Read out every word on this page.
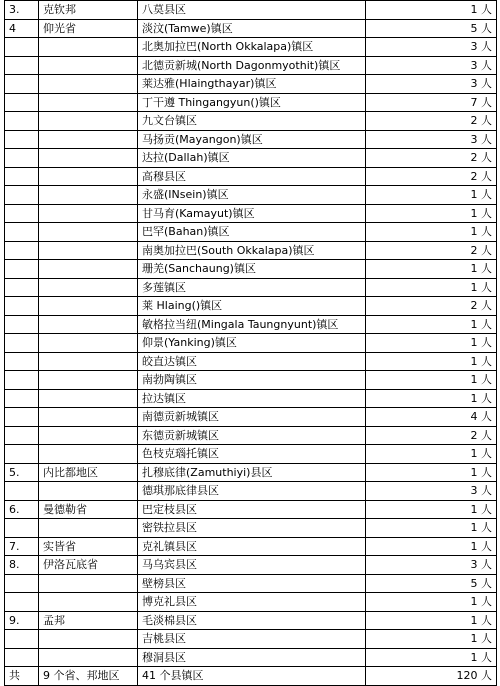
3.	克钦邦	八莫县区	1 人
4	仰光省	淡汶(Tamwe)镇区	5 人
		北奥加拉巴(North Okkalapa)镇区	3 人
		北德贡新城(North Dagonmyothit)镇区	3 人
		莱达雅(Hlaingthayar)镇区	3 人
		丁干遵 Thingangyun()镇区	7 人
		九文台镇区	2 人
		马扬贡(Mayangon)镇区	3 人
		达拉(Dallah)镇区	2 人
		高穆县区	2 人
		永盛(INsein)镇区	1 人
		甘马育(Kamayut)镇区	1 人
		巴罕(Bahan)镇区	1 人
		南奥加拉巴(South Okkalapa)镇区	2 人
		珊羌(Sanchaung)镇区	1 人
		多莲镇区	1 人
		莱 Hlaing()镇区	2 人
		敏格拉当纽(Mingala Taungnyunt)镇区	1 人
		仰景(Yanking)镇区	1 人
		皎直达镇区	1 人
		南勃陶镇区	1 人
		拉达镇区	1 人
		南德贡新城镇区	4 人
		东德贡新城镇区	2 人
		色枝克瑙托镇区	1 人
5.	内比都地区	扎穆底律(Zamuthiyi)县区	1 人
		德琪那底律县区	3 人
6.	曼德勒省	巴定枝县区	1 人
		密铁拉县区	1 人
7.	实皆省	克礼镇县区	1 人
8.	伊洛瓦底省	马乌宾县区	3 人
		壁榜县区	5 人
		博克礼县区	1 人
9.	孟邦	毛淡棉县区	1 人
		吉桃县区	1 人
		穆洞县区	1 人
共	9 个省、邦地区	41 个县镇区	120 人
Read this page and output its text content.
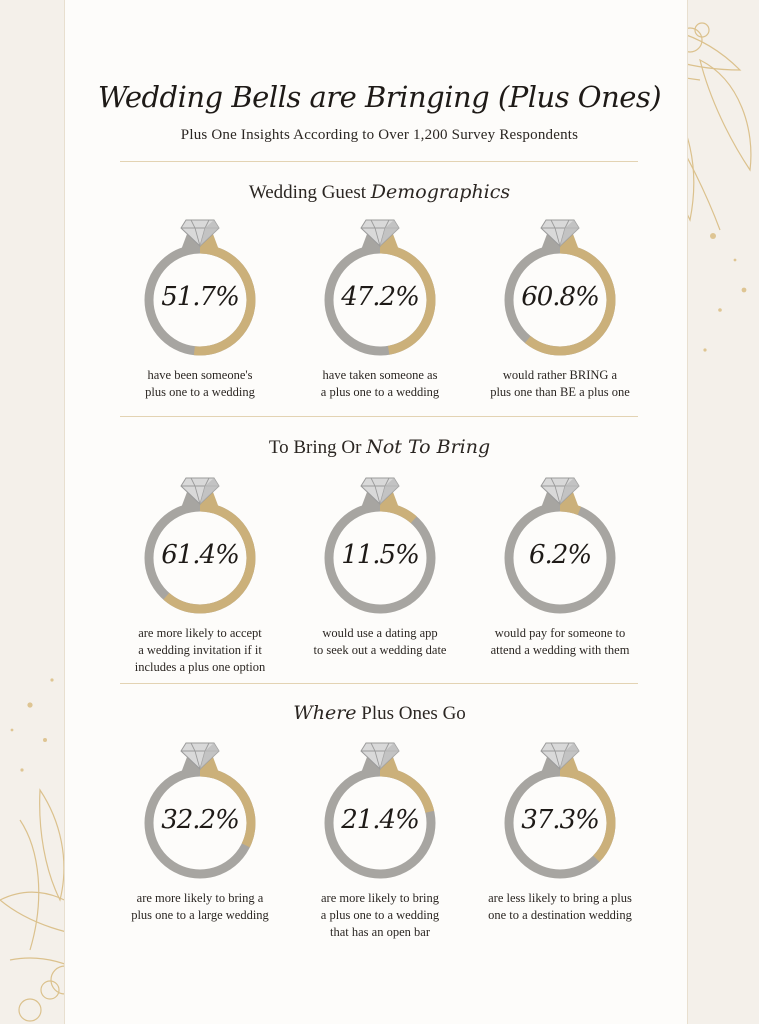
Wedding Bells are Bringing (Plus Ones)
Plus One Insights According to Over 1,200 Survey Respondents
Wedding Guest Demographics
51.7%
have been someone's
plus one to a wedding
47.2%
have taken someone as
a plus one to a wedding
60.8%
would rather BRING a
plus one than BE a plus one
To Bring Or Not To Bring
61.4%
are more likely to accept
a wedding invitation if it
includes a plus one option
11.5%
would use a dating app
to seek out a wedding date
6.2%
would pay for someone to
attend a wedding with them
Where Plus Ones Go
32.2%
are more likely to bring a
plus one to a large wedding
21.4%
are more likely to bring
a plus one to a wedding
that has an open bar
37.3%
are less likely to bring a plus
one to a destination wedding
···
**Given task**
Copy the data character for character, but drop all pictures from the copy.

**The answer**
Read out every word on this page.
3.	克钦邦	八莫县区	1 人
4	仰光省	淡汶(Tamwe)镇区	5 人
		北奥加拉巴(North Okkalapa)镇区	3 人
		北德贡新城(North Dagonmyothit)镇区	3 人
		莱达雅(Hlaingthayar)镇区	3 人
		丁干遵 Thingangyun()镇区	7 人
		九文台镇区	2 人
		马扬贡(Mayangon)镇区	3 人
		达拉(Dallah)镇区	2 人
		高穆县区	2 人
		永盛(INsein)镇区	1 人
		甘马育(Kamayut)镇区	1 人
		巴罕(Bahan)镇区	1 人
		南奥加拉巴(South Okkalapa)镇区	2 人
		珊羌(Sanchaung)镇区	1 人
		多莲镇区	1 人
		莱 Hlaing()镇区	2 人
		敏格拉当纽(Mingala Taungnyunt)镇区	1 人
		仰景(Yanking)镇区	1 人
		皎直达镇区	1 人
		南勃陶镇区	1 人
		拉达镇区	1 人
		南德贡新城镇区	4 人
		东德贡新城镇区	2 人
		色枝克瑙托镇区	1 人
5.	内比都地区	扎穆底律(Zamuthiyi)县区	1 人
		德琪那底律县区	3 人
6.	曼德勒省	巴定枝县区	1 人
		密铁拉县区	1 人
7.	实皆省	克礼镇县区	1 人
8.	伊洛瓦底省	马乌宾县区	3 人
		壁榜县区	5 人
		博克礼县区	1 人
9.	孟邦	毛淡棉县区	1 人
		吉桃县区	1 人
		穆洞县区	1 人
共	9 个省、邦地区	41 个县镇区	120 人
Read this page and output its text content.
Wedding Bells are Bringing (Plus Ones)
Plus One Insights According to Over 1,200 Survey Respondents
Wedding Guest Demographics
51.7%
have been someone's
plus one to a wedding
47.2%
have taken someone as
a plus one to a wedding
60.8%
would rather BRING a
plus one than BE a plus one
To Bring Or Not To Bring
61.4%
are more likely to accept
a wedding invitation if it
includes a plus one option
11.5%
would use a dating app
to seek out a wedding date
6.2%
would pay for someone to
attend a wedding with them
Where Plus Ones Go
32.2%
are more likely to bring a
plus one to a large wedding
21.4%
are more likely to bring
a plus one to a wedding
that has an open bar
37.3%
are less likely to bring a plus
one to a destination wedding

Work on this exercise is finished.